### TASK BRIEF
Collect every line below that contains the word "уақытта".

------

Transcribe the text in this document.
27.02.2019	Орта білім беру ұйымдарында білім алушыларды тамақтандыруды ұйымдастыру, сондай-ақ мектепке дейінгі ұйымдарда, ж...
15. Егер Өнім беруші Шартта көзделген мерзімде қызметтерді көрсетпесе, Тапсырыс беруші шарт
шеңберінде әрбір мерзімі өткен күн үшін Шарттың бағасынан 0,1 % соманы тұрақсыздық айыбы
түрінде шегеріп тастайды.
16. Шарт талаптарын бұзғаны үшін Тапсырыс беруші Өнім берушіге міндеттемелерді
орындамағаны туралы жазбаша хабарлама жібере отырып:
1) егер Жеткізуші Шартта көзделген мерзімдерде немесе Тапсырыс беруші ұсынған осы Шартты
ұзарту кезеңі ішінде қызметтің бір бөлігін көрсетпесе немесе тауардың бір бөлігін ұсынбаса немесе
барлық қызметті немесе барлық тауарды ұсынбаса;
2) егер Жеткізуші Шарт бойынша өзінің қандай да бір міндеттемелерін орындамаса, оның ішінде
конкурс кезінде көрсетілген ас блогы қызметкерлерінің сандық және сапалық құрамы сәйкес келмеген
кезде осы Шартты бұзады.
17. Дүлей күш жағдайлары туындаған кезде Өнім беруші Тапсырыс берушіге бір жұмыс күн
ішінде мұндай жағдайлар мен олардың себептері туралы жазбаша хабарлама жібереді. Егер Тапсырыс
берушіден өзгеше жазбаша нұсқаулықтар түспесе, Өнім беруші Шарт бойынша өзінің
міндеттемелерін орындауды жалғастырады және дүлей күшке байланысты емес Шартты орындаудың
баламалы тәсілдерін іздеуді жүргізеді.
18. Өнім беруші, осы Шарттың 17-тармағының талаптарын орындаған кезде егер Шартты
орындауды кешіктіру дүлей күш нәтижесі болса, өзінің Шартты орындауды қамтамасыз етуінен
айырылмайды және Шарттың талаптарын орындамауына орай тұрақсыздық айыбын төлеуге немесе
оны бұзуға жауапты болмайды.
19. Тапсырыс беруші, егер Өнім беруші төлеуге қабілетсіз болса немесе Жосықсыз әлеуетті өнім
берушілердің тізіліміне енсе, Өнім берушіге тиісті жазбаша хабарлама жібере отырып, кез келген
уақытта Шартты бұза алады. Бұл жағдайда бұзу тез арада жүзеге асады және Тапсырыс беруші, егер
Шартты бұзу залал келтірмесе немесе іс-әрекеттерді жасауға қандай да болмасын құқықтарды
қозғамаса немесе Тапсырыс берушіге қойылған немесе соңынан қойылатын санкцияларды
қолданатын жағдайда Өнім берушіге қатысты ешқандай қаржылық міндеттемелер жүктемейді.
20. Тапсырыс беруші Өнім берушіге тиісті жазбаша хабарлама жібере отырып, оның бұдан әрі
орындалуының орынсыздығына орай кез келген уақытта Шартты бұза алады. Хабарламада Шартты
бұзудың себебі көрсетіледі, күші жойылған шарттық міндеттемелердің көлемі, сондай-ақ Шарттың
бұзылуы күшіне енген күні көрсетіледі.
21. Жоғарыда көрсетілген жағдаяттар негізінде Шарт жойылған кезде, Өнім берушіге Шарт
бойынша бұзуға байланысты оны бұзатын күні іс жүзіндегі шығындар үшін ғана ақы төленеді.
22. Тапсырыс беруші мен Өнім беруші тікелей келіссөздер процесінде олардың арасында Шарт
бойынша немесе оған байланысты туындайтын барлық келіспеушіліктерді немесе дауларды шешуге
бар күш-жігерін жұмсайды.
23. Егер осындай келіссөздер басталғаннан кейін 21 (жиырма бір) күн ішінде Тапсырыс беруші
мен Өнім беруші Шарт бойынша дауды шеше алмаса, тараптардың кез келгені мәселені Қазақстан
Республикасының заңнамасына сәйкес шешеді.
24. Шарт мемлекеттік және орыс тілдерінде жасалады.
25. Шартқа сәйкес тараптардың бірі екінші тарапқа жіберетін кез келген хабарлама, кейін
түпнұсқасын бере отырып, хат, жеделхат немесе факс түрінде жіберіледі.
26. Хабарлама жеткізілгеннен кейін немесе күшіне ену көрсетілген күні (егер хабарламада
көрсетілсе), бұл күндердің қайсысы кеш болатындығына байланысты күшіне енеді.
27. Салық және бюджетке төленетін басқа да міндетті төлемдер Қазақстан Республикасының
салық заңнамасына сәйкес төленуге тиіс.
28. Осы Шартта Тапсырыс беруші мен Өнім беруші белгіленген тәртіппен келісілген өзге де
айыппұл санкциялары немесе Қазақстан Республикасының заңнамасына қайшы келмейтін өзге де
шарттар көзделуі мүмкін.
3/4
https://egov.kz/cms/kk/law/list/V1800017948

------

### REPLY
уақытта Шартты бұза алады. Бұл жағдайда бұзу тез арада жүзеге асады және Тапсырыс беруші, егер
орындалуының орынсыздығына орай кез келген уақытта Шартты бұза алады. Хабарламада Шартты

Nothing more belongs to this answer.